GIVEN REQUEST:
Could you rewrite the stretch of the swimming text from "Hey, Brenton here" through "on the side.", putting "rotating too far" wherever "over-rotating" appears?

Why A High Elbow Catch Is Difficult On Your Breathing Side

Do you feel like you have no catch when you breathe? It could be because you’re doing THIS in your stroke…


More importantly, it’s going to help you get a much better catch. If you feel like you rotate too far through your upper body when you do breathe, then a couple of things you can work on.

Hey, Brenton here from Effortless Swimming. In today’s video, I want to talk about over-rotating when you go to breathe. I’ve coached men for the last 12 years and I’ve worked with thousands of different triathletes and swimmers across that time. And one of the things that really stands out and is very, very common is over-rotating when you turn to breathe. And what that over-rotation is, it’s when the shoulders rotate too far onto the side and what happens when that occurs is that the arm out in front will typically press down on the water to help lift the head up above the water and it puts the shoulder in a compromising position to really … It makes it very hard to get a good catch because the shoulder is in such an awkward position because it’s so far on the side.

MATERIAL PROVIDED:

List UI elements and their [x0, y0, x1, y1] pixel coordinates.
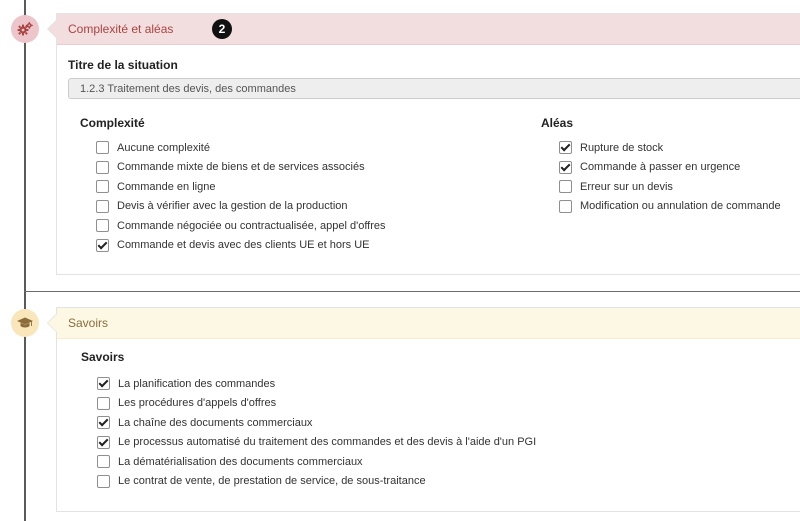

REPLY TO THE EXERCISE:
Hey, Brenton here from Effortless Swimming. In today’s video, I want to talk about rotating too far when you go to breathe. I’ve coached men for the last 12 years and I’ve worked with thousands of different triathletes and swimmers across that time. And one of the things that really stands out and is very, very common is rotating too far when you turn to breathe. And what that over-rotation is, it’s when the shoulders rotate too far onto the side and what happens when that occurs is that the arm out in front will typically press down on the water to help lift the head up above the water and it puts the shoulder in a compromising position to really … It makes it very hard to get a good catch because the shoulder is in such an awkward position because it’s so far on the side.